* **Supplied information**:
[BEGIN]
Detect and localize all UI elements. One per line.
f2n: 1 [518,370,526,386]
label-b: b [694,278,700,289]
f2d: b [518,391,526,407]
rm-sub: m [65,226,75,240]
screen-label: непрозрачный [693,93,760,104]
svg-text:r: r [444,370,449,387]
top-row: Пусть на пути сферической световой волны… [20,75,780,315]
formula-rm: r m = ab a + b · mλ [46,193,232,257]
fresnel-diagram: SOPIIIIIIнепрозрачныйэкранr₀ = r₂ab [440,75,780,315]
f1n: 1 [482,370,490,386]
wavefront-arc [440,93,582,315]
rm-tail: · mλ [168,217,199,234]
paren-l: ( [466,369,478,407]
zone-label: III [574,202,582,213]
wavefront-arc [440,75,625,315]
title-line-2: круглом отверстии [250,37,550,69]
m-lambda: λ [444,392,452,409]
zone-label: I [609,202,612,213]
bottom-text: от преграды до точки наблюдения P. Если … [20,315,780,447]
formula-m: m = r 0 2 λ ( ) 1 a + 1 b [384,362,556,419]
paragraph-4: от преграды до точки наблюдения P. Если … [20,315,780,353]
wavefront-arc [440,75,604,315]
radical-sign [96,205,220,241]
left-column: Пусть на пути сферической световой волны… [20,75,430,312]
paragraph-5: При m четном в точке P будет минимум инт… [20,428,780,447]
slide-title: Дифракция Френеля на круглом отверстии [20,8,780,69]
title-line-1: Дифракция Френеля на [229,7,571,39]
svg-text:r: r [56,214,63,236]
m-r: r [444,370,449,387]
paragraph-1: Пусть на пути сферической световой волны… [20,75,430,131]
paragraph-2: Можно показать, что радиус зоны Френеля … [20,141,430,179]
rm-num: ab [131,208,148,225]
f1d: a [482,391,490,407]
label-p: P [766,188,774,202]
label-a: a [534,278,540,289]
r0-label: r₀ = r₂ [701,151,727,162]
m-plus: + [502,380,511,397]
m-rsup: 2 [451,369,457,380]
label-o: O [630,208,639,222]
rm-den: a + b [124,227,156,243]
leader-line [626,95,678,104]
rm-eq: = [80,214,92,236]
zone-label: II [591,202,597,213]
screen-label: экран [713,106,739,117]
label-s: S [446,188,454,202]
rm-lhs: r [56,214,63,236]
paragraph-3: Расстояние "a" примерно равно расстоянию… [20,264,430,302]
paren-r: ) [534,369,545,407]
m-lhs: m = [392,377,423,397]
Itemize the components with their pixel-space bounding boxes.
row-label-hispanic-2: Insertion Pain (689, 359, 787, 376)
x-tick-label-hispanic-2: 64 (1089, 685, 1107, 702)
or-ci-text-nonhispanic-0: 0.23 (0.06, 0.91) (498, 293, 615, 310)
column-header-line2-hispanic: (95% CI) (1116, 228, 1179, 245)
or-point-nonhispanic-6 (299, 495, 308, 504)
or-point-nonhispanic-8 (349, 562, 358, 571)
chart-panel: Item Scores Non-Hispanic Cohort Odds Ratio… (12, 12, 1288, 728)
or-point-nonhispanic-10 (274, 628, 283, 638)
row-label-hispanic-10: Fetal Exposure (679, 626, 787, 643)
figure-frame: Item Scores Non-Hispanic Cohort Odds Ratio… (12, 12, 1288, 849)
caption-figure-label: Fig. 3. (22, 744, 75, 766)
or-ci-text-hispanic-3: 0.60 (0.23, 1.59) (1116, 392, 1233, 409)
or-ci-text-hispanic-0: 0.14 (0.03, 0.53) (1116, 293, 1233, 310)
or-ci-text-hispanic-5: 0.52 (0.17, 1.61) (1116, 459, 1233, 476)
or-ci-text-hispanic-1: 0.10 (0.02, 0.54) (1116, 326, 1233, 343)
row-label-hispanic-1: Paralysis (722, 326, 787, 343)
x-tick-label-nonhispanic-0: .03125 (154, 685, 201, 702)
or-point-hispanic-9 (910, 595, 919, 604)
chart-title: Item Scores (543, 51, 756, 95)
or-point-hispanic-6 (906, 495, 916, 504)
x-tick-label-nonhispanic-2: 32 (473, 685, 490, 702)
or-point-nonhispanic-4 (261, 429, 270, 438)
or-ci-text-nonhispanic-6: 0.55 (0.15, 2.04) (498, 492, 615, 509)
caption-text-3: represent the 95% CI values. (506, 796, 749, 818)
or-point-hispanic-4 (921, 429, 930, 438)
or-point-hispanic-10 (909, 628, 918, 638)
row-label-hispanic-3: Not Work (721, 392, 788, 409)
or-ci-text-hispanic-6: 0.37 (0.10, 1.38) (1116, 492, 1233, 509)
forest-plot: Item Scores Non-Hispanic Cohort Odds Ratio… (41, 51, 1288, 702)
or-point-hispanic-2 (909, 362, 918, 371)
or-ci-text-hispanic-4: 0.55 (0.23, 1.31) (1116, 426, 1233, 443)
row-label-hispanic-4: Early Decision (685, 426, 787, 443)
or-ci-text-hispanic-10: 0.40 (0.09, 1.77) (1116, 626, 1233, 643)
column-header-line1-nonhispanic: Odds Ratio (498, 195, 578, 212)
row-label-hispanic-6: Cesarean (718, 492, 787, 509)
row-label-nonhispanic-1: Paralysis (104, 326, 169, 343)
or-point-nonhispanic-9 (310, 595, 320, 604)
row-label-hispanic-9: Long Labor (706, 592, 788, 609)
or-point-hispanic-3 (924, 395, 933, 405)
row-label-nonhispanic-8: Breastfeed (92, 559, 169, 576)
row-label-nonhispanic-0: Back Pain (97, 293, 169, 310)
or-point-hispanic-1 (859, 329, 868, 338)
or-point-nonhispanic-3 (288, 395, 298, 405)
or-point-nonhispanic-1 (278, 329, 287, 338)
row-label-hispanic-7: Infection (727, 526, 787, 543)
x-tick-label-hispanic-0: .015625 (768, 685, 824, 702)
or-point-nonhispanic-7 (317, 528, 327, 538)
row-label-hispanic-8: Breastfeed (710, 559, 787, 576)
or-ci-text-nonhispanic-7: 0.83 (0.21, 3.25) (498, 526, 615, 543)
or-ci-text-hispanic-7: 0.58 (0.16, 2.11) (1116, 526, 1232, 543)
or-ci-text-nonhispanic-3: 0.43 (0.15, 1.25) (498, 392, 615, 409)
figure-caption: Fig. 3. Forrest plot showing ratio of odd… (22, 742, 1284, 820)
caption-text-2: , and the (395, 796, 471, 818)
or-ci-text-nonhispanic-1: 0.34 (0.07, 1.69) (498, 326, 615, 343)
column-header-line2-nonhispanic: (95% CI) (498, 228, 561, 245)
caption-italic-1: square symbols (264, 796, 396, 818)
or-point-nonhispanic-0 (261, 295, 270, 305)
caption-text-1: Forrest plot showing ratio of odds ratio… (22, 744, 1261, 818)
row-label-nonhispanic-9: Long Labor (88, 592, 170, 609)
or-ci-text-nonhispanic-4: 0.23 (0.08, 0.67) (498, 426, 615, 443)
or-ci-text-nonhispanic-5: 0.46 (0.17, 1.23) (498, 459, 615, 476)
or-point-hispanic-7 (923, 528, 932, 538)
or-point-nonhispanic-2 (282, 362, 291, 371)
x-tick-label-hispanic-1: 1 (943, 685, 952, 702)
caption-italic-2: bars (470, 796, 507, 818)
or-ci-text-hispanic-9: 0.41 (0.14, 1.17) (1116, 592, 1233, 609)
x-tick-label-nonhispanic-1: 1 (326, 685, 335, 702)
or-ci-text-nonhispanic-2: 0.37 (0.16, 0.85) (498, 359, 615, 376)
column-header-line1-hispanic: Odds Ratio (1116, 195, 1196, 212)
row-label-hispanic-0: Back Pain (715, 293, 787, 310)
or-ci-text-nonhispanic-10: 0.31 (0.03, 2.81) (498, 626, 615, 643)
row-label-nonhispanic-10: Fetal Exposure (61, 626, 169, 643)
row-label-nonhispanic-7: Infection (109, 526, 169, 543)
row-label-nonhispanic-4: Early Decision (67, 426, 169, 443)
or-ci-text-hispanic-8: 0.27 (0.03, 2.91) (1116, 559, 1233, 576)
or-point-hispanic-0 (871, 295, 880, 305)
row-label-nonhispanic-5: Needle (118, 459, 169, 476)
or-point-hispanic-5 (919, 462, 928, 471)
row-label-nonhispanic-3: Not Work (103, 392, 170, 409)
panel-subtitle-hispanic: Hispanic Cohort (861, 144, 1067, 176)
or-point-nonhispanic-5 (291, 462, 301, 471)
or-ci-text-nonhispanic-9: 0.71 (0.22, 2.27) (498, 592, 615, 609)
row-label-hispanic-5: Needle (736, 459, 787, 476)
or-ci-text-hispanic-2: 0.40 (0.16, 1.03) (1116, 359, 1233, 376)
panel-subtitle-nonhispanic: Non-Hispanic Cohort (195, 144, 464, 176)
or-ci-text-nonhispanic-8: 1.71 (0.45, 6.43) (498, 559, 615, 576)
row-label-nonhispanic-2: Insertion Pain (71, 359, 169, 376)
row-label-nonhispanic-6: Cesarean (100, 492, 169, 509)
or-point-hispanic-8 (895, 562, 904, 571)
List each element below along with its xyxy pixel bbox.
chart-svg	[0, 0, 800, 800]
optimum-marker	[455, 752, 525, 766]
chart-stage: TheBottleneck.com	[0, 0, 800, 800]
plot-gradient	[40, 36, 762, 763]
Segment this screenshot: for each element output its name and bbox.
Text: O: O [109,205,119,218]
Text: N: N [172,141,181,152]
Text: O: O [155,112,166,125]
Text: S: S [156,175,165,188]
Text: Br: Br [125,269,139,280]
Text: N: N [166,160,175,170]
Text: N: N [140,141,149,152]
[END]
Output every line from the start of the entries through the line containing "paragraph-1: Пусть на", both ends included, as a Markdown table with the columns Row and Text, omitting blank lines.

| Row | Text |
|---|---|
| 1 | Detect and localize all UI elements. One per line. |
| 2 | f2n: 1 [518,370,526,386] |
| 3 | label-b: b [694,278,700,289] |
| 4 | f2d: b [518,391,526,407] |
| 5 | rm-sub: m [65,226,75,240] |
| 6 | screen-label: непрозрачный [693,93,760,104] |
| 7 | svg-text:r: r [444,370,449,387] |
| 8 | top-row: Пусть на пути сферической световой волны… [20,75,780,315] |
| 9 | formula-rm: r m = ab a + b · mλ [46,193,232,257] |
| 10 | fresnel-diagram: SOPIIIIIIнепрозрачныйэкранr₀ = r₂ab [440,75,780,315] |
| 11 | f1n: 1 [482,370,490,386] |
| 12 | wavefront-arc [440,93,582,315] |
| 13 | rm-tail: · mλ [168,217,199,234] |
| 14 | paren-l: ( [466,369,478,407] |
| 15 | zone-label: III [574,202,582,213] |
| 16 | wavefront-arc [440,75,625,315] |
| 17 | title-line-2: круглом отверстии [250,37,550,69] |
| 18 | m-lambda: λ [444,392,452,409] |
| 19 | zone-label: I [609,202,612,213] |
| 20 | bottom-text: от преграды до точки наблюдения P. Если … [20,315,780,447] |
| 21 | formula-m: m = r 0 2 λ ( ) 1 a + 1 b [384,362,556,419] |
| 22 | paragraph-4: от преграды до точки наблюдения P. Если … [20,315,780,353] |
| 23 | wavefront-arc [440,75,604,315] |
| 24 | radical-sign [96,205,220,241] |
| 25 | left-column: Пусть на пути сферической световой волны… [20,75,430,312] |
| 26 | paragraph-5: При m четном в точке P будет минимум инт… [20,428,780,447] |
| 27 | slide-title: Дифракция Френеля на круглом отверстии [20,8,780,69] |
| 28 | title-line-1: Дифракция Френеля на [229,7,571,39] |
| 29 | svg-text:r: r [56,214,63,236] |
| 30 | m-r: r [444,370,449,387] |
| 31 | paragraph-1: Пусть на пути сферической световой волны… [20,75,430,131] |